-------- Source material

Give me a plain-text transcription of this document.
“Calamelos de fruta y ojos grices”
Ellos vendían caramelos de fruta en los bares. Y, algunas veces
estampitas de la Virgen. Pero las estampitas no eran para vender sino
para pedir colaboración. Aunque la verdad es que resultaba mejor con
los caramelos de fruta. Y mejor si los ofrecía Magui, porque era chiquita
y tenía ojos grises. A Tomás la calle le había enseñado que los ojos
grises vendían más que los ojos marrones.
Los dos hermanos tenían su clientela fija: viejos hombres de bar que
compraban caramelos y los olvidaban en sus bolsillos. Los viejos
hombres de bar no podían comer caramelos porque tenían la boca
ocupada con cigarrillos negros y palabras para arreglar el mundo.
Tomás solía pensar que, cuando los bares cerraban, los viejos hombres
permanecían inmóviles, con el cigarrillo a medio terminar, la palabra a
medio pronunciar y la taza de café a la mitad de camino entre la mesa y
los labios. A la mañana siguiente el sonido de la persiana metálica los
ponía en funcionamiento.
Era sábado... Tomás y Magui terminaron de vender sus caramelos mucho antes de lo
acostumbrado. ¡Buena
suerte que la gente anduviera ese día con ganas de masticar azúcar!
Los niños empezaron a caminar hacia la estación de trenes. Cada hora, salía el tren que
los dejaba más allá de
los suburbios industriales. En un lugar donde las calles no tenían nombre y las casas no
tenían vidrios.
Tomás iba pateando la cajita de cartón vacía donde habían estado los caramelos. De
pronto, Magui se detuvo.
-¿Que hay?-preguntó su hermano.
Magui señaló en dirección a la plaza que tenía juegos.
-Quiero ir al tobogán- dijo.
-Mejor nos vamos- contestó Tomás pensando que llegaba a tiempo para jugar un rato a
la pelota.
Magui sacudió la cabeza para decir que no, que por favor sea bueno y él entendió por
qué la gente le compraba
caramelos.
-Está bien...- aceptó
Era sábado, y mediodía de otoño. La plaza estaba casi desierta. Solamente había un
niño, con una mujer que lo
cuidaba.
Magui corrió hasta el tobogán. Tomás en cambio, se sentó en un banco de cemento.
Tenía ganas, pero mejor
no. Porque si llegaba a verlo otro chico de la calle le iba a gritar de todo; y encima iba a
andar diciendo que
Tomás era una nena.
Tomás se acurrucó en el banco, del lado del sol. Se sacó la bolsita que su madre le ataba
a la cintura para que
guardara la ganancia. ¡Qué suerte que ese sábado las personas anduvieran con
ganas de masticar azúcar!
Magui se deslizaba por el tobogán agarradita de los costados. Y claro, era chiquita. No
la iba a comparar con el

----------------

* _Task directions_: Gather each line in the entries above where the string "banco" is found.

* _Exercise output_:
Magui corrió hasta el tobogán. Tomás en cambio, se sentó en un banco de cemento.
Tomás se acurrucó en el banco, del lado del sol. Se sacó la bolsita que su madre le ataba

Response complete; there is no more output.